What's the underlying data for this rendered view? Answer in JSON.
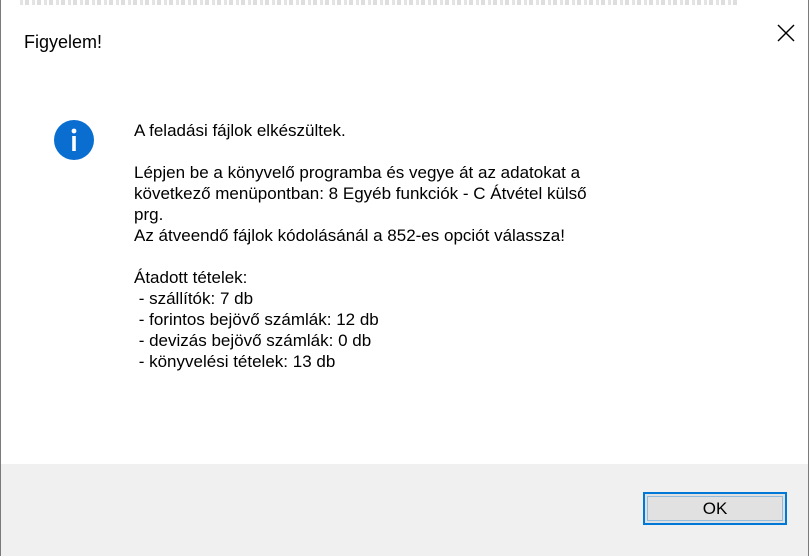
{
  "dialog": {
    "title": "Figyelem!",
    "close_icon": "close-icon",
    "icon": "info-icon",
    "message": {
      "line1": "A feladási fájlok elkészültek.",
      "line2": "Lépjen be a könyvelő programba és vegye át az adatokat a",
      "line3": "következő menüpontban: 8 Egyéb funkciók - C Átvétel külső",
      "line4": "prg.",
      "line5": "Az átveendő fájlok kódolásánál a 852-es opciót válassza!",
      "line6": "Átadott tételek:",
      "line7": " - szállítók: 7 db",
      "line8": " - forintos bejövő számlák: 12 db",
      "line9": " - devizás bejövő számlák: 0 db",
      "line10": " - könyvelési tételek: 13 db"
    },
    "ok_label": "OK"
  },
  "colors": {
    "accent": "#0078d7",
    "icon_blue": "#0a6ed1",
    "footer_bg": "#f0f0f0"
  }
}
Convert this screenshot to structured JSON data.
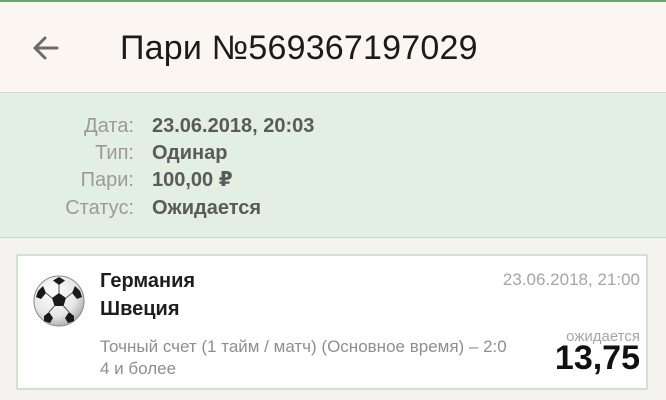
{
  "header": {
    "title": "Пари №569367197029"
  },
  "details": {
    "rows": [
      {
        "label": "Дата:",
        "value": "23.06.2018, 20:03"
      },
      {
        "label": "Тип:",
        "value": "Одинар"
      },
      {
        "label": "Пари:",
        "value": "100,00 ₽"
      },
      {
        "label": "Статус:",
        "value": "Ожидается"
      }
    ]
  },
  "event": {
    "team1": "Германия",
    "team2": "Швеция",
    "datetime": "23.06.2018, 21:00",
    "market": "Точный счет (1 тайм / матч) (Основное время) – 2:0 4 и более",
    "status": "ожидается",
    "odds": "13,75"
  },
  "icons": {
    "back": "arrow-back-icon",
    "sport": "soccer-ball-icon"
  },
  "colors": {
    "accent_green": "#6aa36d",
    "details_bg": "#e3efe3",
    "card_border": "#cfe3cf"
  }
}
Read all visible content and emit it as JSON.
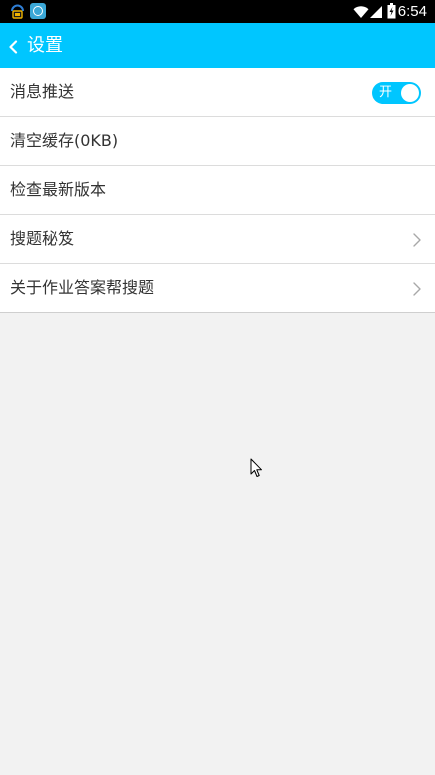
{
  "status_bar": {
    "time": "6:54",
    "notification_icons": [
      "tablet-app-icon",
      "chat-app-icon"
    ],
    "system_icons": [
      "wifi-icon",
      "signal-icon",
      "battery-icon"
    ]
  },
  "app_bar": {
    "back_icon": "chevron-left-icon",
    "title": "设置",
    "background": "#00c6ff"
  },
  "settings": {
    "items": [
      {
        "label": "消息推送",
        "control": "toggle"
      },
      {
        "label": "清空缓存(0KB)",
        "control": "none"
      },
      {
        "label": "检查最新版本",
        "control": "none"
      },
      {
        "label": "搜题秘笈",
        "control": "chevron-right-icon"
      },
      {
        "label": "关于作业答案帮搜题",
        "control": "chevron-right-icon"
      }
    ],
    "push_toggle": {
      "state_label": "开",
      "on": true,
      "color": "#00c6ff"
    }
  }
}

#####

Every entry must be written out exactly, with all pictures left out.

### ANSWER TO THIS TASK
What's the underlying data for this rendered view? Answer in JSON.
{
  "dialog": {
    "title": "Figyelem!",
    "close_icon": "close-icon",
    "icon": "info-icon",
    "message": {
      "line1": "A feladási fájlok elkészültek.",
      "line2": "Lépjen be a könyvelő programba és vegye át az adatokat a",
      "line3": "következő menüpontban: 8 Egyéb funkciók - C Átvétel külső",
      "line4": "prg.",
      "line5": "Az átveendő fájlok kódolásánál a 852-es opciót válassza!",
      "line6": "Átadott tételek:",
      "line7": " - szállítók: 7 db",
      "line8": " - forintos bejövő számlák: 12 db",
      "line9": " - devizás bejövő számlák: 0 db",
      "line10": " - könyvelési tételek: 13 db"
    },
    "ok_label": "OK"
  },
  "colors": {
    "accent": "#0078d7",
    "icon_blue": "#0a6ed1",
    "footer_bg": "#f0f0f0"
  }
}
Convert this screenshot to structured JSON data.
{
  "header": {
    "title": "Пари №569367197029"
  },
  "details": {
    "rows": [
      {
        "label": "Дата:",
        "value": "23.06.2018, 20:03"
      },
      {
        "label": "Тип:",
        "value": "Одинар"
      },
      {
        "label": "Пари:",
        "value": "100,00 ₽"
      },
      {
        "label": "Статус:",
        "value": "Ожидается"
      }
    ]
  },
  "event": {
    "team1": "Германия",
    "team2": "Швеция",
    "datetime": "23.06.2018, 21:00",
    "market": "Точный счет (1 тайм / матч) (Основное время) – 2:0 4 и более",
    "status": "ожидается",
    "odds": "13,75"
  },
  "icons": {
    "back": "arrow-back-icon",
    "sport": "soccer-ball-icon"
  },
  "colors": {
    "accent_green": "#6aa36d",
    "details_bg": "#e3efe3",
    "card_border": "#cfe3cf"
  }
}
Read all visible content and emit it as JSON.
{
  "status_bar": {
    "time": "6:54",
    "notification_icons": [
      "tablet-app-icon",
      "chat-app-icon"
    ],
    "system_icons": [
      "wifi-icon",
      "signal-icon",
      "battery-icon"
    ]
  },
  "app_bar": {
    "back_icon": "chevron-left-icon",
    "title": "设置",
    "background": "#00c6ff"
  },
  "settings": {
    "items": [
      {
        "label": "消息推送",
        "control": "toggle"
      },
      {
        "label": "清空缓存(0KB)",
        "control": "none"
      },
      {
        "label": "检查最新版本",
        "control": "none"
      },
      {
        "label": "搜题秘笈",
        "control": "chevron-right-icon"
      },
      {
        "label": "关于作业答案帮搜题",
        "control": "chevron-right-icon"
      }
    ],
    "push_toggle": {
      "state_label": "开",
      "on": true,
      "color": "#00c6ff"
    }
  }
}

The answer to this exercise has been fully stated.